Collected data entries:

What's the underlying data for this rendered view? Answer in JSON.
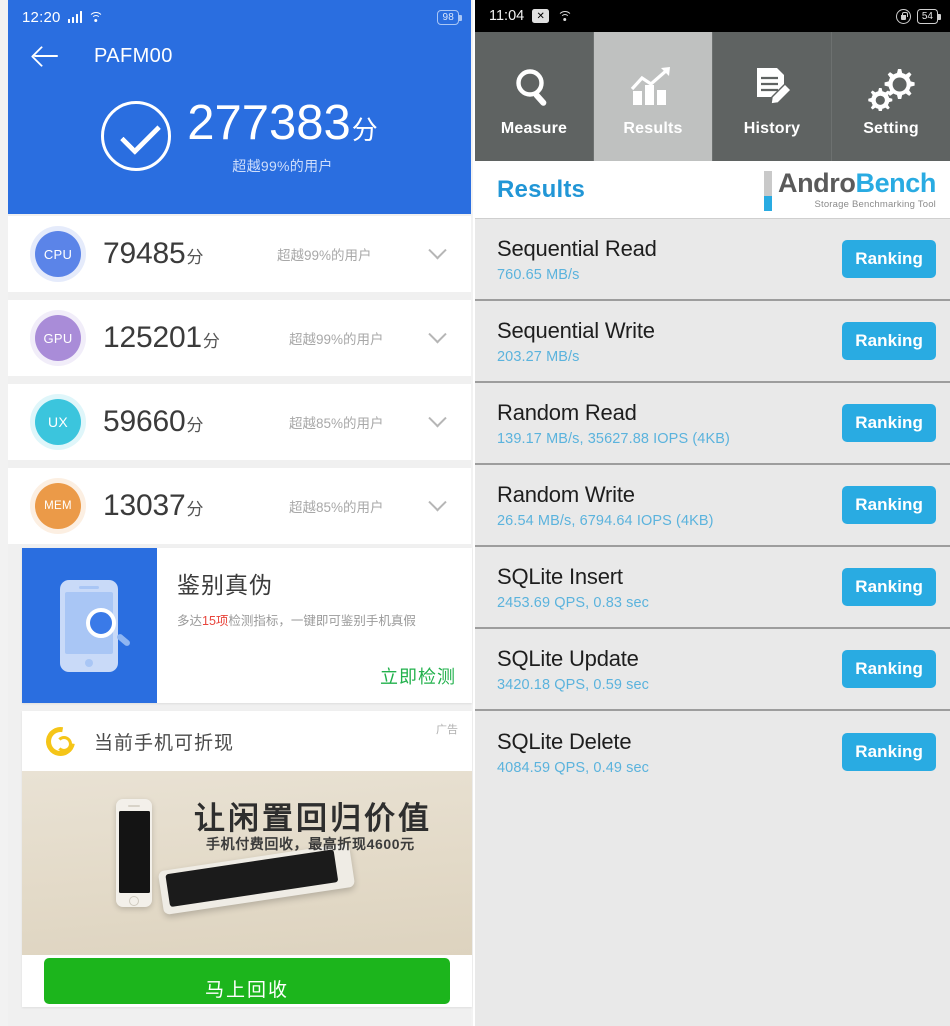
{
  "left": {
    "status": {
      "time": "12:20",
      "battery": "98",
      "signal_icon": "signal-bars-icon",
      "wifi_icon": "wifi-icon"
    },
    "nav": {
      "back_icon": "back-arrow-icon",
      "device_title": "PAFM00"
    },
    "summary": {
      "check_icon": "check-circle-icon",
      "total_score": "277383",
      "unit": "分",
      "percentile": "超越99%的用户"
    },
    "rows": [
      {
        "badge": "CPU",
        "color": "#5b84e8",
        "score": "79485",
        "unit": "分",
        "percentile": "超越99%的用户",
        "chevron": "chevron-down-icon"
      },
      {
        "badge": "GPU",
        "color": "#a98cd8",
        "score": "125201",
        "unit": "分",
        "percentile": "超越99%的用户",
        "chevron": "chevron-down-icon"
      },
      {
        "badge": "UX",
        "color": "#3bc5dd",
        "score": "59660",
        "unit": "分",
        "percentile": "超越85%的用户",
        "chevron": "chevron-down-icon"
      },
      {
        "badge": "MEM",
        "color": "#eb9a48",
        "score": "13037",
        "unit": "分",
        "percentile": "超越85%的用户",
        "chevron": "chevron-down-icon"
      }
    ],
    "promo": {
      "icon": "phone-magnifier-icon",
      "title": "鉴别真伪",
      "desc_pre": "多达",
      "desc_highlight": "15项",
      "desc_post": "检测指标，一键即可鉴别手机真假",
      "cta": "立即检测",
      "cta_color": "#22b14c",
      "highlight_color": "#e8453c"
    },
    "ad": {
      "logo_icon": "recycle-ring-icon",
      "title": "当前手机可折现",
      "tag": "广告",
      "banner_headline": "让闲置回归价值",
      "banner_sub": "手机付费回收，最高折现4600元",
      "button": "马上回收",
      "button_color": "#1cb51c"
    }
  },
  "right": {
    "status": {
      "time": "11:04",
      "mute_icon": "mute-x-icon",
      "wifi_icon": "wifi-icon",
      "lock_icon": "rotation-lock-icon",
      "battery": "54"
    },
    "tabs": [
      {
        "label": "Measure",
        "icon": "magnifier-icon",
        "active": false
      },
      {
        "label": "Results",
        "icon": "bar-chart-icon",
        "active": true
      },
      {
        "label": "History",
        "icon": "document-pen-icon",
        "active": false
      },
      {
        "label": "Setting",
        "icon": "gears-icon",
        "active": false
      }
    ],
    "header": {
      "title": "Results",
      "title_color": "#2196d6",
      "logo_part1": "Andro",
      "logo_part2": "Bench",
      "logo_tagline": "Storage Benchmarking Tool",
      "logo_accent": "#29abe2"
    },
    "ranking_label": "Ranking",
    "benchmarks": [
      {
        "name": "Sequential Read",
        "value": "760.65 MB/s"
      },
      {
        "name": "Sequential Write",
        "value": "203.27 MB/s"
      },
      {
        "name": "Random Read",
        "value": "139.17 MB/s, 35627.88 IOPS (4KB)"
      },
      {
        "name": "Random Write",
        "value": "26.54 MB/s, 6794.64 IOPS (4KB)"
      },
      {
        "name": "SQLite Insert",
        "value": "2453.69 QPS, 0.83 sec"
      },
      {
        "name": "SQLite Update",
        "value": "3420.18 QPS, 0.59 sec"
      },
      {
        "name": "SQLite Delete",
        "value": "4084.59 QPS, 0.49 sec"
      }
    ]
  }
}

Exercise brief: Repeat the listing above exactly, with no pictures.

Full solution:
What's the underlying data for this rendered view? Answer in JSON.
{
  "left": {
    "status": {
      "time": "12:20",
      "battery": "98",
      "signal_icon": "signal-bars-icon",
      "wifi_icon": "wifi-icon"
    },
    "nav": {
      "back_icon": "back-arrow-icon",
      "device_title": "PAFM00"
    },
    "summary": {
      "check_icon": "check-circle-icon",
      "total_score": "277383",
      "unit": "分",
      "percentile": "超越99%的用户"
    },
    "rows": [
      {
        "badge": "CPU",
        "color": "#5b84e8",
        "score": "79485",
        "unit": "分",
        "percentile": "超越99%的用户",
        "chevron": "chevron-down-icon"
      },
      {
        "badge": "GPU",
        "color": "#a98cd8",
        "score": "125201",
        "unit": "分",
        "percentile": "超越99%的用户",
        "chevron": "chevron-down-icon"
      },
      {
        "badge": "UX",
        "color": "#3bc5dd",
        "score": "59660",
        "unit": "分",
        "percentile": "超越85%的用户",
        "chevron": "chevron-down-icon"
      },
      {
        "badge": "MEM",
        "color": "#eb9a48",
        "score": "13037",
        "unit": "分",
        "percentile": "超越85%的用户",
        "chevron": "chevron-down-icon"
      }
    ],
    "promo": {
      "icon": "phone-magnifier-icon",
      "title": "鉴别真伪",
      "desc_pre": "多达",
      "desc_highlight": "15项",
      "desc_post": "检测指标，一键即可鉴别手机真假",
      "cta": "立即检测",
      "cta_color": "#22b14c",
      "highlight_color": "#e8453c"
    },
    "ad": {
      "logo_icon": "recycle-ring-icon",
      "title": "当前手机可折现",
      "tag": "广告",
      "banner_headline": "让闲置回归价值",
      "banner_sub": "手机付费回收，最高折现4600元",
      "button": "马上回收",
      "button_color": "#1cb51c"
    }
  },
  "right": {
    "status": {
      "time": "11:04",
      "mute_icon": "mute-x-icon",
      "wifi_icon": "wifi-icon",
      "lock_icon": "rotation-lock-icon",
      "battery": "54"
    },
    "tabs": [
      {
        "label": "Measure",
        "icon": "magnifier-icon",
        "active": false
      },
      {
        "label": "Results",
        "icon": "bar-chart-icon",
        "active": true
      },
      {
        "label": "History",
        "icon": "document-pen-icon",
        "active": false
      },
      {
        "label": "Setting",
        "icon": "gears-icon",
        "active": false
      }
    ],
    "header": {
      "title": "Results",
      "title_color": "#2196d6",
      "logo_part1": "Andro",
      "logo_part2": "Bench",
      "logo_tagline": "Storage Benchmarking Tool",
      "logo_accent": "#29abe2"
    },
    "ranking_label": "Ranking",
    "benchmarks": [
      {
        "name": "Sequential Read",
        "value": "760.65 MB/s"
      },
      {
        "name": "Sequential Write",
        "value": "203.27 MB/s"
      },
      {
        "name": "Random Read",
        "value": "139.17 MB/s, 35627.88 IOPS (4KB)"
      },
      {
        "name": "Random Write",
        "value": "26.54 MB/s, 6794.64 IOPS (4KB)"
      },
      {
        "name": "SQLite Insert",
        "value": "2453.69 QPS, 0.83 sec"
      },
      {
        "name": "SQLite Update",
        "value": "3420.18 QPS, 0.59 sec"
      },
      {
        "name": "SQLite Delete",
        "value": "4084.59 QPS, 0.49 sec"
      }
    ]
  }
}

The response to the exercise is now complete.